— BEGIN —

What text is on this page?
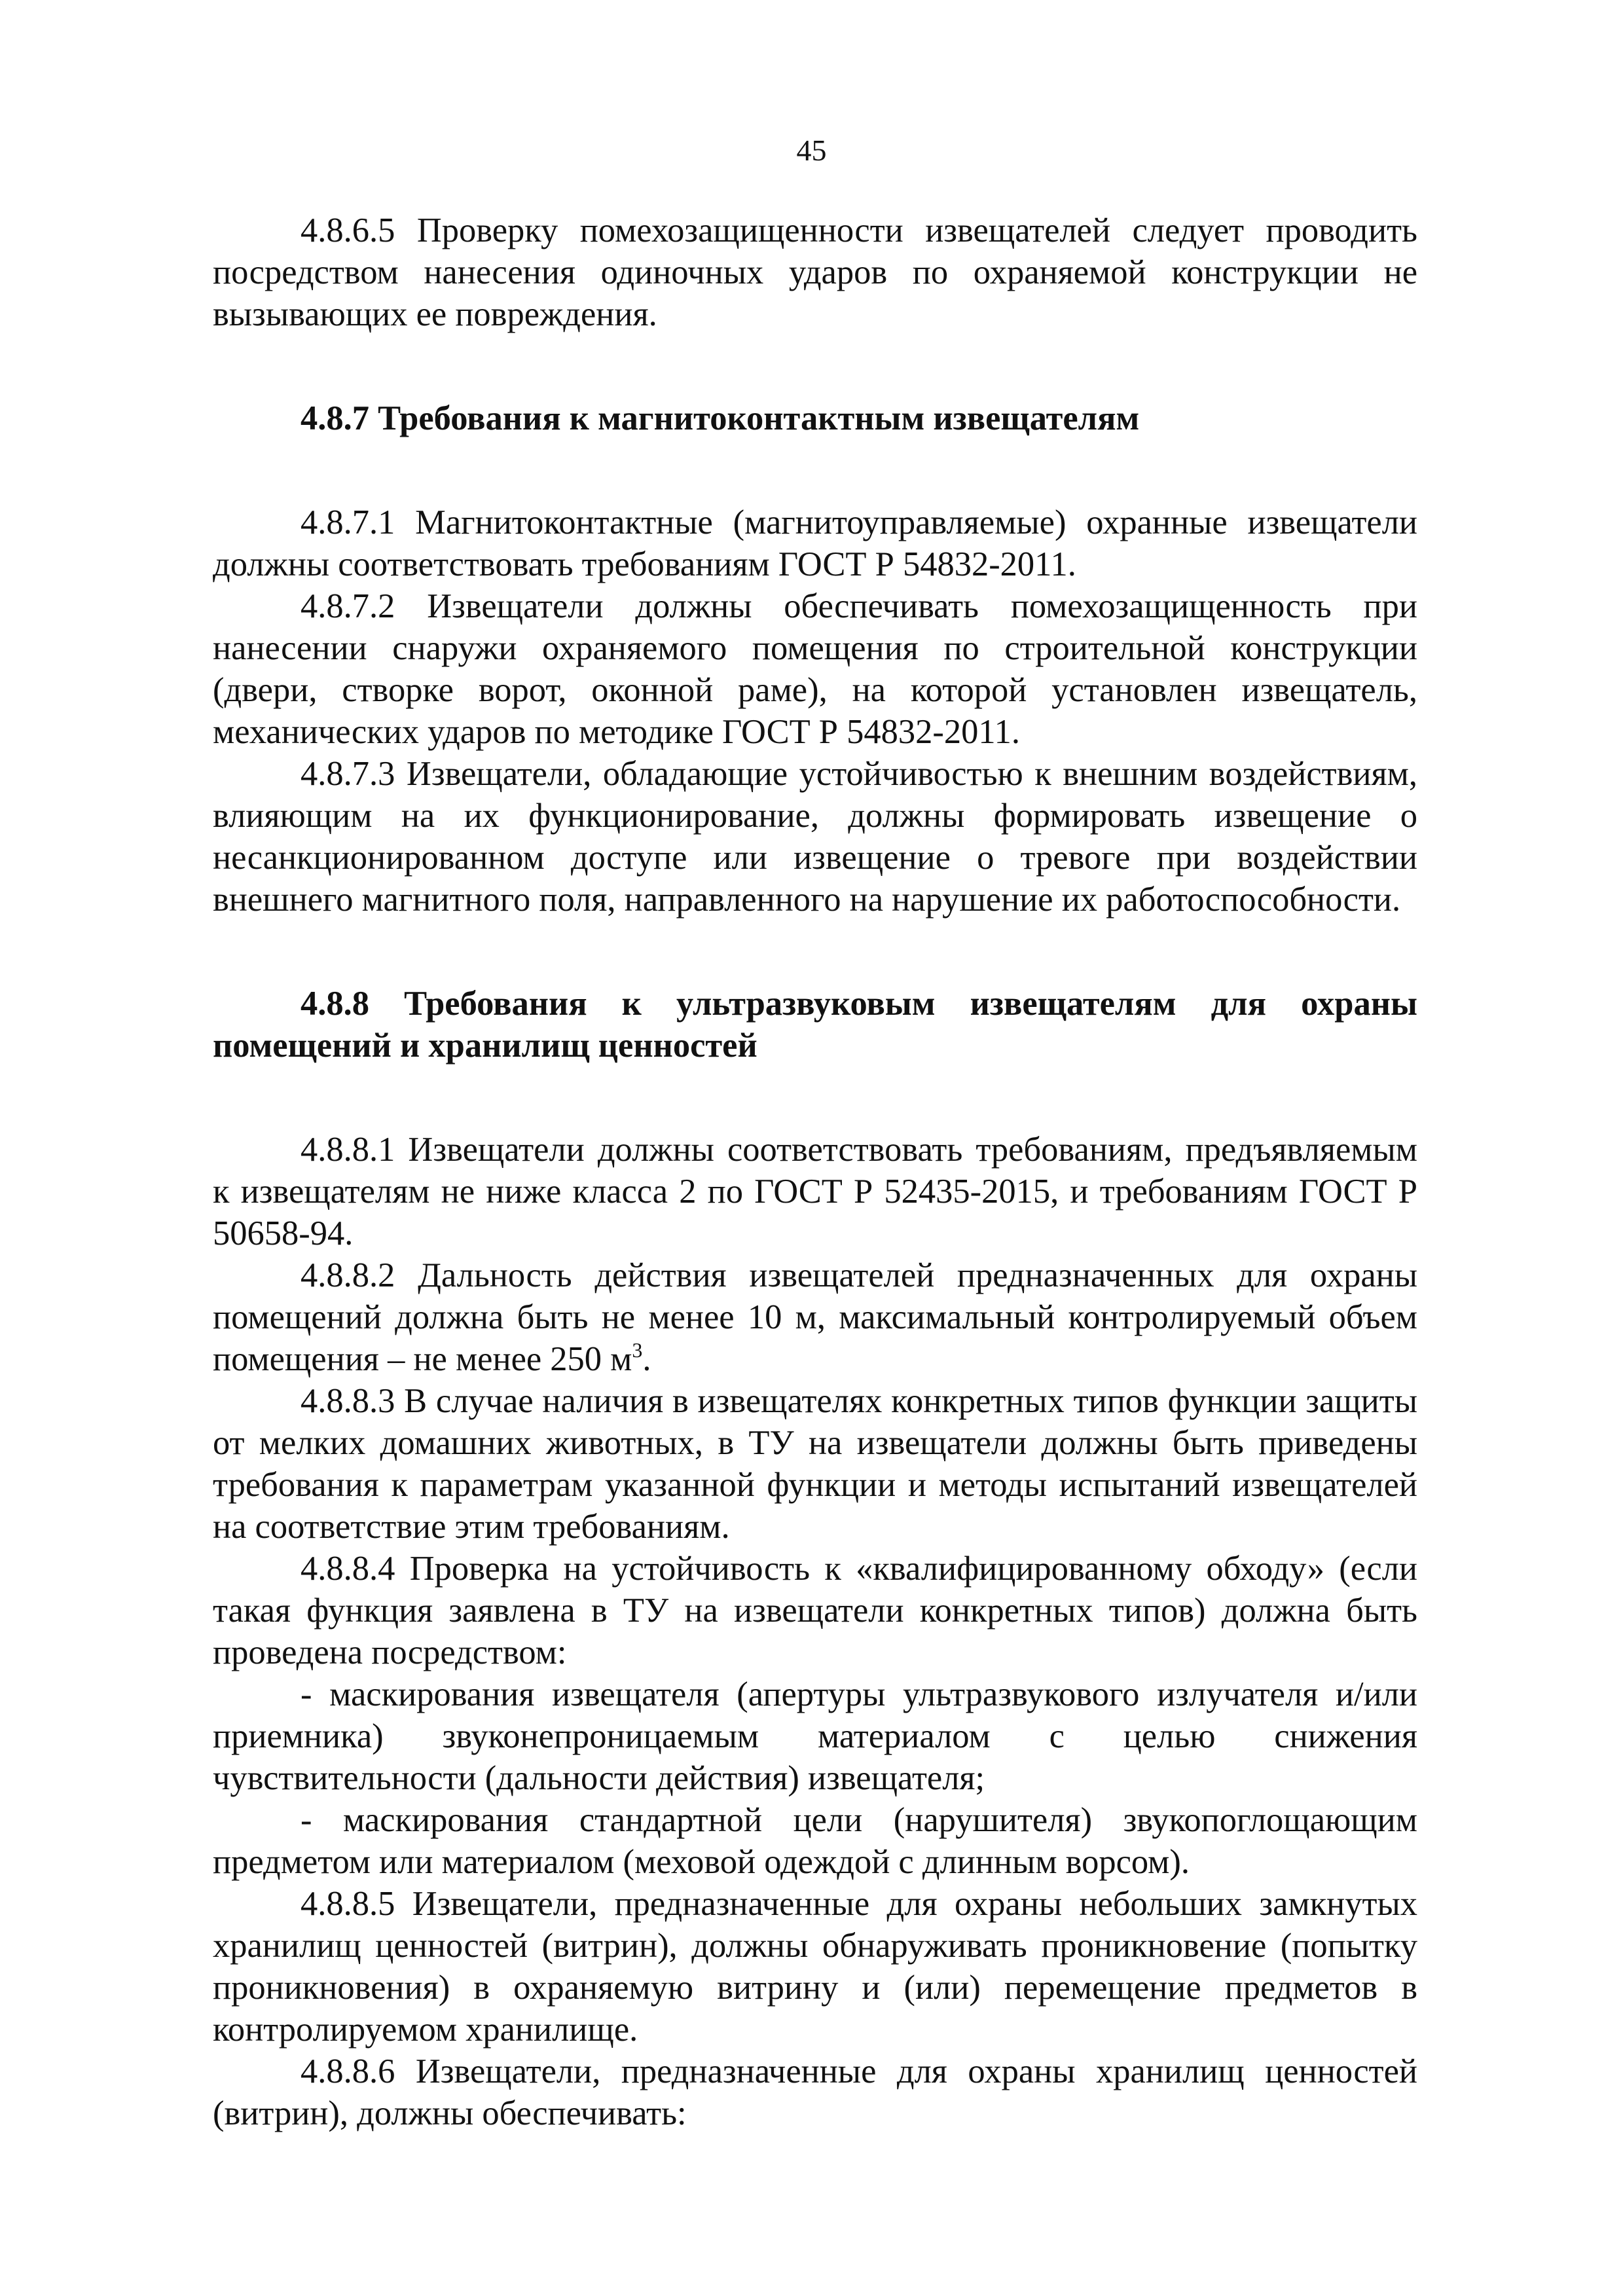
45

4.8.6.5 Проверку помехозащищенности извещателей следует проводить посредством нанесения одиночных ударов по охраняемой конструкции не вызывающих ее повреждения.

4.8.7 Требования к магнитоконтактным извещателям

4.8.7.1 Магнитоконтактные (магнитоуправляемые) охранные извещатели должны соответствовать требованиям ГОСТ Р 54832-2011.

4.8.7.2 Извещатели должны обеспечивать помехозащищенность при нанесении снаружи охраняемого помещения по строительной конструкции (двери, створке ворот, оконной раме), на которой установлен извещатель, механических ударов по методике ГОСТ Р 54832-2011.

4.8.7.3 Извещатели, обладающие устойчивостью к внешним воздействиям, влияющим на их функционирование, должны формировать извещение о несанкционированном доступе или извещение о тревоге при воздействии внешнего магнитного поля, направленного на нарушение их работоспособности.

4.8.8 Требования к ультразвуковым извещателям для охраны помещений и хранилищ ценностей

4.8.8.1 Извещатели должны соответствовать требованиям, предъявляемым к извещателям не ниже класса 2 по ГОСТ Р 52435-2015, и требованиям ГОСТ Р 50658-94.

4.8.8.2 Дальность действия извещателей предназначенных для охраны помещений должна быть не менее 10 м, максимальный контролируемый объем помещения – не менее 250 $м^3$.

4.8.8.3 В случае наличия в извещателях конкретных типов функции защиты от мелких домашних животных, в ТУ на извещатели должны быть приведены требования к параметрам указанной функции и методы испытаний извещателей на соответствие этим требованиям.

4.8.8.4 Проверка на устойчивость к «квалифицированному обходу» (если такая функция заявлена в ТУ на извещатели конкретных типов) должна быть проведена посредством:

- маскирования извещателя (апертуры ультразвукового излучателя и/или приемника) звуконепроницаемым материалом с целью снижения чувствительности (дальности действия) извещателя;

- маскирования стандартной цели (нарушителя) звукопоглощающим предметом или материалом (меховой одеждой с длинным ворсом).

4.8.8.5 Извещатели, предназначенные для охраны небольших замкнутых хранилищ ценностей (витрин), должны обнаруживать проникновение (попытку проникновения) в охраняемую витрину и (или) перемещение предметов в контролируемом хранилище.

4.8.8.6 Извещатели, предназначенные для охраны хранилищ ценностей (витрин), должны обеспечивать:
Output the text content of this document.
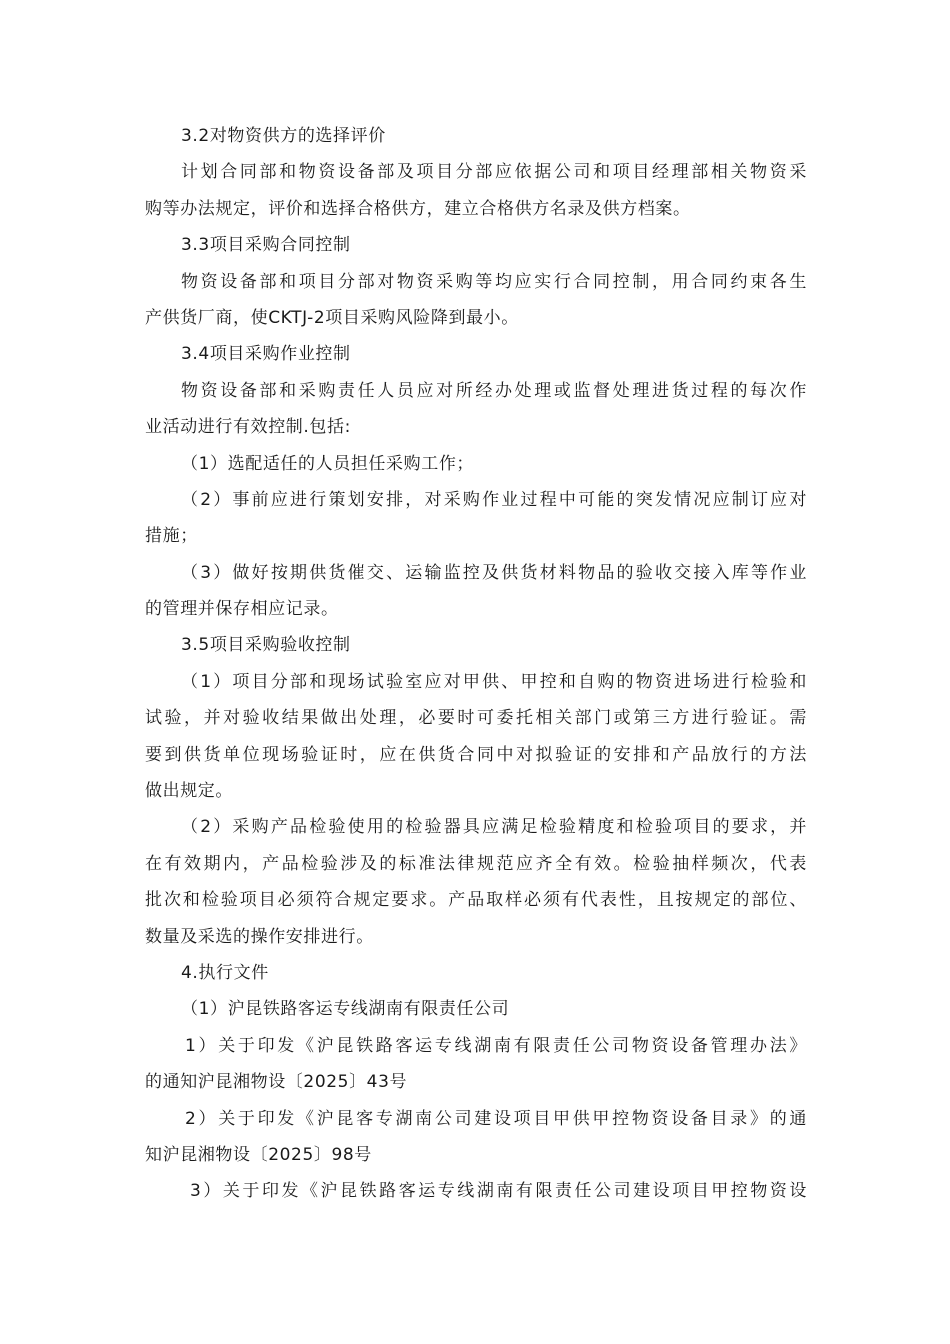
3.2对物资供方的选择评价
计划合同部和物资设备部及项目分部应依据公司和项目经理部相关物资采
购等办法规定，评价和选择合格供方，建立合格供方名录及供方档案。
3.3项目采购合同控制
物资设备部和项目分部对物资采购等均应实行合同控制，用合同约束各生
产供货厂商，使CKTJ-2项目采购风险降到最小。
3.4项目采购作业控制
物资设备部和采购责任人员应对所经办处理或监督处理进货过程的每次作
业活动进行有效控制.包括:
（1）选配适任的人员担任采购工作；
（2）事前应进行策划安排，对采购作业过程中可能的突发情况应制订应对
措施；
（3）做好按期供货催交、运输监控及供货材料物品的验收交接入库等作业
的管理并保存相应记录。
3.5项目采购验收控制
（1）项目分部和现场试验室应对甲供、甲控和自购的物资进场进行检验和
试验，并对验收结果做出处理，必要时可委托相关部门或第三方进行验证。需
要到供货单位现场验证时，应在供货合同中对拟验证的安排和产品放行的方法
做出规定。
（2）采购产品检验使用的检验器具应满足检验精度和检验项目的要求，并
在有效期内，产品检验涉及的标准法律规范应齐全有效。检验抽样频次，代表
批次和检验项目必须符合规定要求。产品取样必须有代表性，且按规定的部位、
数量及采选的操作安排进行。
4.执行文件
（1）沪昆铁路客运专线湖南有限责任公司
1）关于印发《沪昆铁路客运专线湖南有限责任公司物资设备管理办法》
的通知沪昆湘物设〔2025〕43号
2）关于印发《沪昆客专湖南公司建设项目甲供甲控物资设备目录》的通
知沪昆湘物设〔2025〕98号
3）关于印发《沪昆铁路客运专线湖南有限责任公司建设项目甲控物资设
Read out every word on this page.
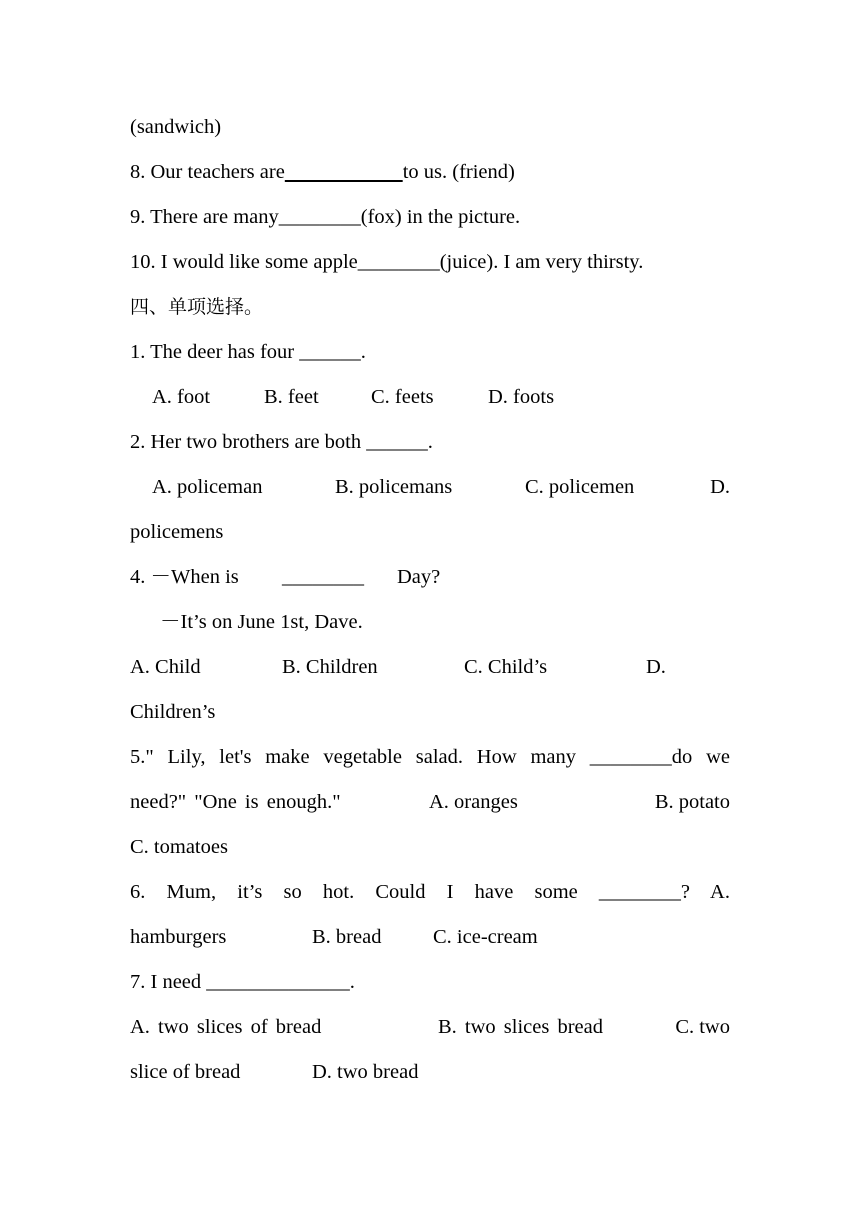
(sandwich)
8. Our teachers are	to us. (friend)
9. There are many________(fox) in the picture.
10. I would like some apple________(juice). I am very thirsty.
四、单项选择。
1. The deer has four ______.
A. foot	B. feet	C. feets	D. foots
2. Her two brothers are both ______.
A. policeman	B. policemans	C. policemen	D.
policemens
4. －When is ________ Day?
－It’s on June 1st, Dave.
A. Child	B. Children	C. Child’s	D.
Children’s
5." Lily, let's make vegetable salad. How many ________do we
need?" "One is enough."	A. oranges	B. potato
C. tomatoes
6. Mum, it’s so hot. Could I have some ________? A.
hamburgers	B. bread	C. ice-cream
7. I need ______________.
A. two slices of bread	B. two slices bread	C. two
slice of bread	D. two bread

— END —

• _WORK REQUIRED_:
Report back each line of the entries that holds the string "ценностей".

• _SOLUTION TO THIS EXERCISE_:
4.8.8 Требования к ультразвуковым извещателям для охраны помещений и хранилищ ценностей
4.8.8.5 Извещатели, предназначенные для охраны небольших замкнутых хранилищ ценностей (витрин), должны обнаруживать проникновение (попытку проникновения) в охраняемую витрину и (или) перемещение предметов в контролируемом хранилище.
4.8.8.6 Извещатели, предназначенные для охраны хранилищ ценностей (витрин), должны обеспечивать:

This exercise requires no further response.